#### REQUIREMENTS
Copy out the data below as written; omit any images.

#### DATASET EXTRACT
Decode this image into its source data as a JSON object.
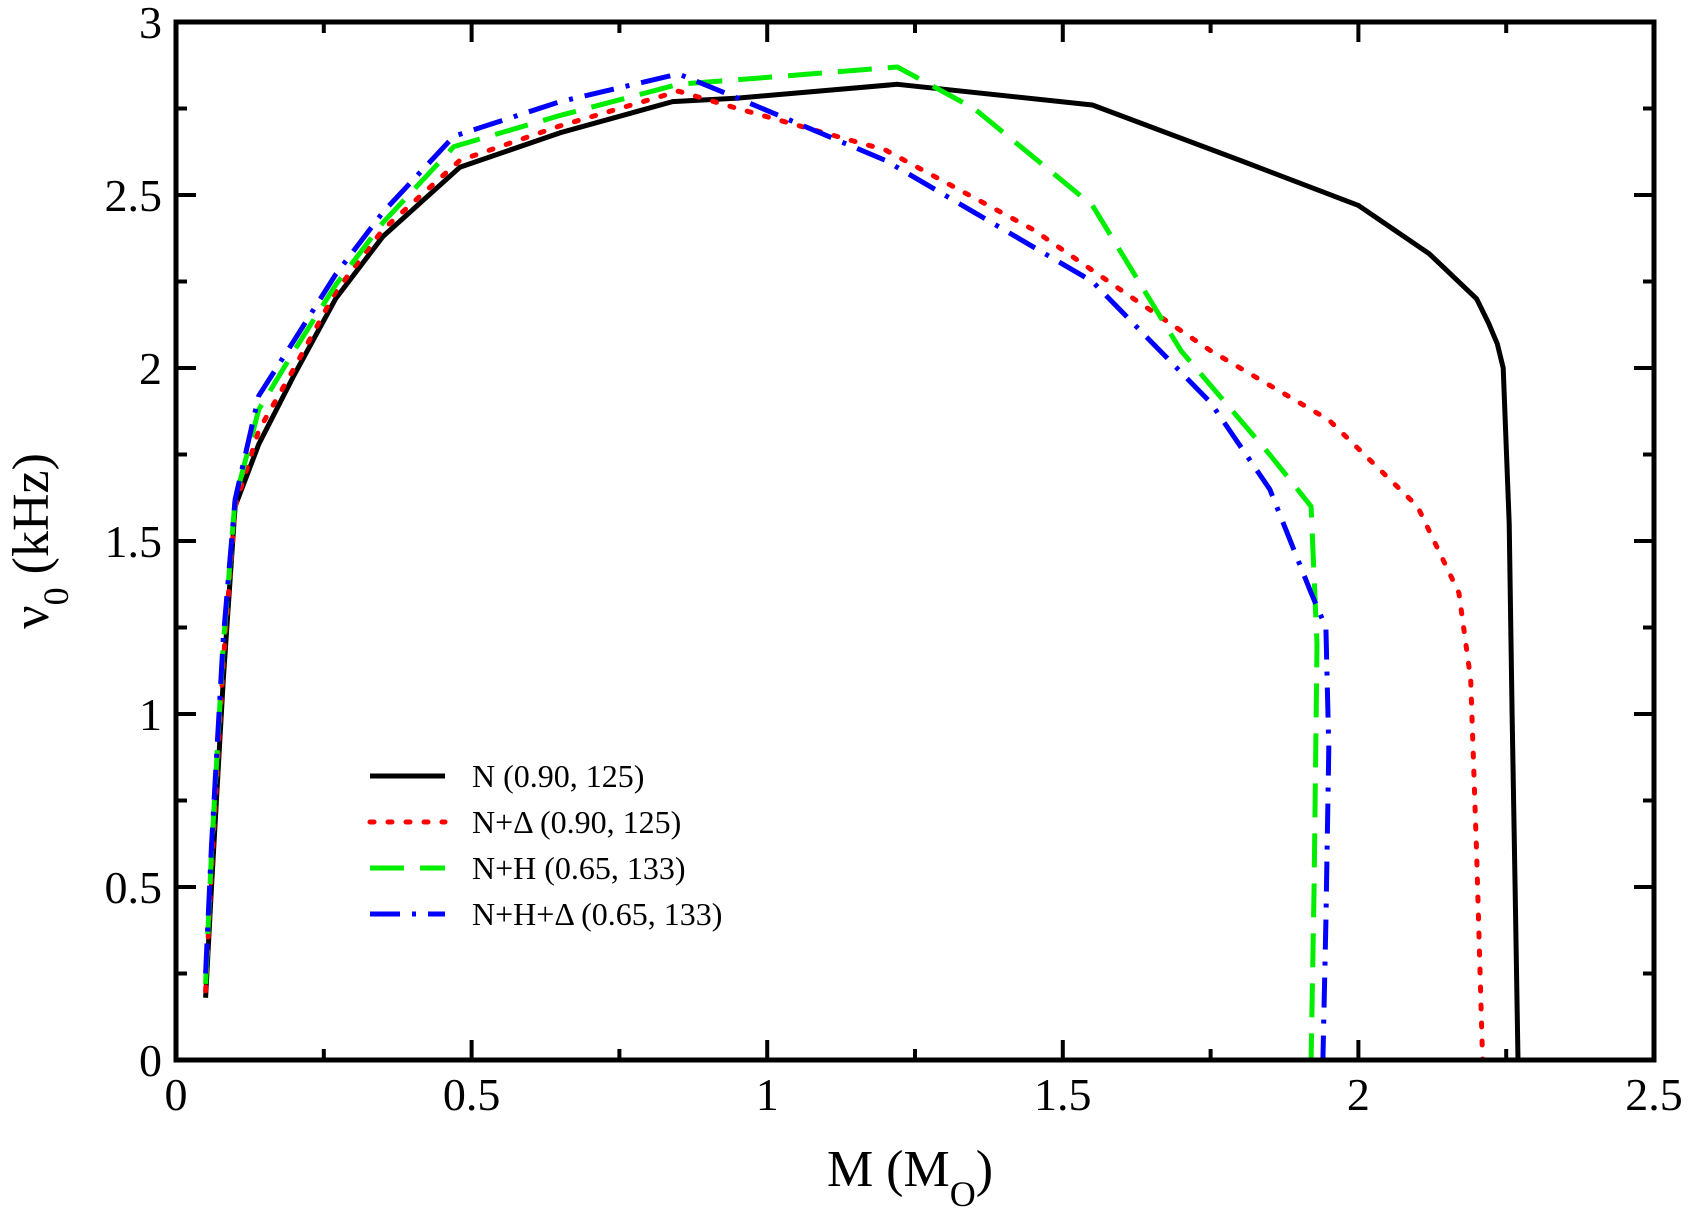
{
  "chart_data": {
    "type": "line",
    "title": "",
    "xlabel": "M (M",
    "xlabel_sub": "O",
    "xlabel_close": ")",
    "ylabel": "ν",
    "ylabel_sub": "0",
    "ylabel_unit": " (kHz)",
    "xlim": [
      0,
      2.5
    ],
    "ylim": [
      0,
      3
    ],
    "xticks": [
      0,
      0.5,
      1,
      1.5,
      2,
      2.5
    ],
    "xtick_labels": [
      "0",
      "0.5",
      "1",
      "1.5",
      "2",
      "2.5"
    ],
    "yticks": [
      0,
      0.5,
      1,
      1.5,
      2,
      2.5,
      3
    ],
    "ytick_labels": [
      "0",
      "0.5",
      "1",
      "1.5",
      "2",
      "2.5",
      "3"
    ],
    "grid": false,
    "legend_position": "lower-left",
    "series": [
      {
        "name": "N (0.90, 125)",
        "color": "#000000",
        "style": "solid",
        "x": [
          0.05,
          0.06,
          0.08,
          0.1,
          0.14,
          0.2,
          0.27,
          0.35,
          0.48,
          0.65,
          0.84,
          0.95,
          1.22,
          1.55,
          1.8,
          2.0,
          2.12,
          2.2,
          2.22,
          2.235,
          2.245,
          2.255,
          2.26,
          2.265,
          2.27
        ],
        "y": [
          0.18,
          0.5,
          1.1,
          1.6,
          1.78,
          1.98,
          2.2,
          2.38,
          2.58,
          2.68,
          2.77,
          2.78,
          2.82,
          2.76,
          2.6,
          2.47,
          2.33,
          2.2,
          2.13,
          2.07,
          2.0,
          1.55,
          1.0,
          0.5,
          0.0
        ]
      },
      {
        "name": "N+Δ (0.90, 125)",
        "color": "#ff0000",
        "style": "dotted",
        "x": [
          0.05,
          0.06,
          0.08,
          0.1,
          0.14,
          0.2,
          0.27,
          0.35,
          0.48,
          0.65,
          0.85,
          0.95,
          1.2,
          1.45,
          1.62,
          1.75,
          1.95,
          2.1,
          2.17,
          2.19,
          2.2,
          2.205,
          2.21
        ],
        "y": [
          0.2,
          0.55,
          1.15,
          1.6,
          1.82,
          2.0,
          2.22,
          2.4,
          2.6,
          2.7,
          2.8,
          2.75,
          2.63,
          2.4,
          2.2,
          2.05,
          1.85,
          1.6,
          1.35,
          1.1,
          0.6,
          0.3,
          0.0
        ]
      },
      {
        "name": "N+H (0.65, 133)",
        "color": "#00ee00",
        "style": "dashed",
        "x": [
          0.05,
          0.06,
          0.08,
          0.1,
          0.14,
          0.2,
          0.27,
          0.35,
          0.47,
          0.65,
          0.85,
          1.0,
          1.22,
          1.35,
          1.55,
          1.7,
          1.85,
          1.92,
          1.93,
          1.925,
          1.92
        ],
        "y": [
          0.22,
          0.6,
          1.2,
          1.62,
          1.88,
          2.05,
          2.24,
          2.42,
          2.64,
          2.73,
          2.82,
          2.84,
          2.87,
          2.75,
          2.47,
          2.05,
          1.75,
          1.6,
          1.2,
          0.5,
          0.0
        ]
      },
      {
        "name": "N+H+Δ (0.65, 133)",
        "color": "#0000ff",
        "style": "dashdot",
        "x": [
          0.05,
          0.06,
          0.08,
          0.1,
          0.14,
          0.2,
          0.27,
          0.35,
          0.47,
          0.65,
          0.85,
          0.95,
          1.2,
          1.35,
          1.55,
          1.75,
          1.85,
          1.92,
          1.945,
          1.95,
          1.945,
          1.94
        ],
        "y": [
          0.25,
          0.62,
          1.22,
          1.62,
          1.92,
          2.08,
          2.27,
          2.45,
          2.67,
          2.77,
          2.85,
          2.78,
          2.6,
          2.45,
          2.25,
          1.9,
          1.65,
          1.35,
          1.25,
          0.9,
          0.4,
          0.0
        ]
      }
    ]
  }
}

#### CORRECT RESULT
Decode this image into its source data as a JSON object.
{
  "chart_data": {
    "type": "line",
    "title": "",
    "xlabel": "M (M",
    "xlabel_sub": "O",
    "xlabel_close": ")",
    "ylabel": "ν",
    "ylabel_sub": "0",
    "ylabel_unit": " (kHz)",
    "xlim": [
      0,
      2.5
    ],
    "ylim": [
      0,
      3
    ],
    "xticks": [
      0,
      0.5,
      1,
      1.5,
      2,
      2.5
    ],
    "xtick_labels": [
      "0",
      "0.5",
      "1",
      "1.5",
      "2",
      "2.5"
    ],
    "yticks": [
      0,
      0.5,
      1,
      1.5,
      2,
      2.5,
      3
    ],
    "ytick_labels": [
      "0",
      "0.5",
      "1",
      "1.5",
      "2",
      "2.5",
      "3"
    ],
    "grid": false,
    "legend_position": "lower-left",
    "series": [
      {
        "name": "N (0.90, 125)",
        "color": "#000000",
        "style": "solid",
        "x": [
          0.05,
          0.06,
          0.08,
          0.1,
          0.14,
          0.2,
          0.27,
          0.35,
          0.48,
          0.65,
          0.84,
          0.95,
          1.22,
          1.55,
          1.8,
          2.0,
          2.12,
          2.2,
          2.22,
          2.235,
          2.245,
          2.255,
          2.26,
          2.265,
          2.27
        ],
        "y": [
          0.18,
          0.5,
          1.1,
          1.6,
          1.78,
          1.98,
          2.2,
          2.38,
          2.58,
          2.68,
          2.77,
          2.78,
          2.82,
          2.76,
          2.6,
          2.47,
          2.33,
          2.2,
          2.13,
          2.07,
          2.0,
          1.55,
          1.0,
          0.5,
          0.0
        ]
      },
      {
        "name": "N+Δ (0.90, 125)",
        "color": "#ff0000",
        "style": "dotted",
        "x": [
          0.05,
          0.06,
          0.08,
          0.1,
          0.14,
          0.2,
          0.27,
          0.35,
          0.48,
          0.65,
          0.85,
          0.95,
          1.2,
          1.45,
          1.62,
          1.75,
          1.95,
          2.1,
          2.17,
          2.19,
          2.2,
          2.205,
          2.21
        ],
        "y": [
          0.2,
          0.55,
          1.15,
          1.6,
          1.82,
          2.0,
          2.22,
          2.4,
          2.6,
          2.7,
          2.8,
          2.75,
          2.63,
          2.4,
          2.2,
          2.05,
          1.85,
          1.6,
          1.35,
          1.1,
          0.6,
          0.3,
          0.0
        ]
      },
      {
        "name": "N+H (0.65, 133)",
        "color": "#00ee00",
        "style": "dashed",
        "x": [
          0.05,
          0.06,
          0.08,
          0.1,
          0.14,
          0.2,
          0.27,
          0.35,
          0.47,
          0.65,
          0.85,
          1.0,
          1.22,
          1.35,
          1.55,
          1.7,
          1.85,
          1.92,
          1.93,
          1.925,
          1.92
        ],
        "y": [
          0.22,
          0.6,
          1.2,
          1.62,
          1.88,
          2.05,
          2.24,
          2.42,
          2.64,
          2.73,
          2.82,
          2.84,
          2.87,
          2.75,
          2.47,
          2.05,
          1.75,
          1.6,
          1.2,
          0.5,
          0.0
        ]
      },
      {
        "name": "N+H+Δ (0.65, 133)",
        "color": "#0000ff",
        "style": "dashdot",
        "x": [
          0.05,
          0.06,
          0.08,
          0.1,
          0.14,
          0.2,
          0.27,
          0.35,
          0.47,
          0.65,
          0.85,
          0.95,
          1.2,
          1.35,
          1.55,
          1.75,
          1.85,
          1.92,
          1.945,
          1.95,
          1.945,
          1.94
        ],
        "y": [
          0.25,
          0.62,
          1.22,
          1.62,
          1.92,
          2.08,
          2.27,
          2.45,
          2.67,
          2.77,
          2.85,
          2.78,
          2.6,
          2.45,
          2.25,
          1.9,
          1.65,
          1.35,
          1.25,
          0.9,
          0.4,
          0.0
        ]
      }
    ]
  }
}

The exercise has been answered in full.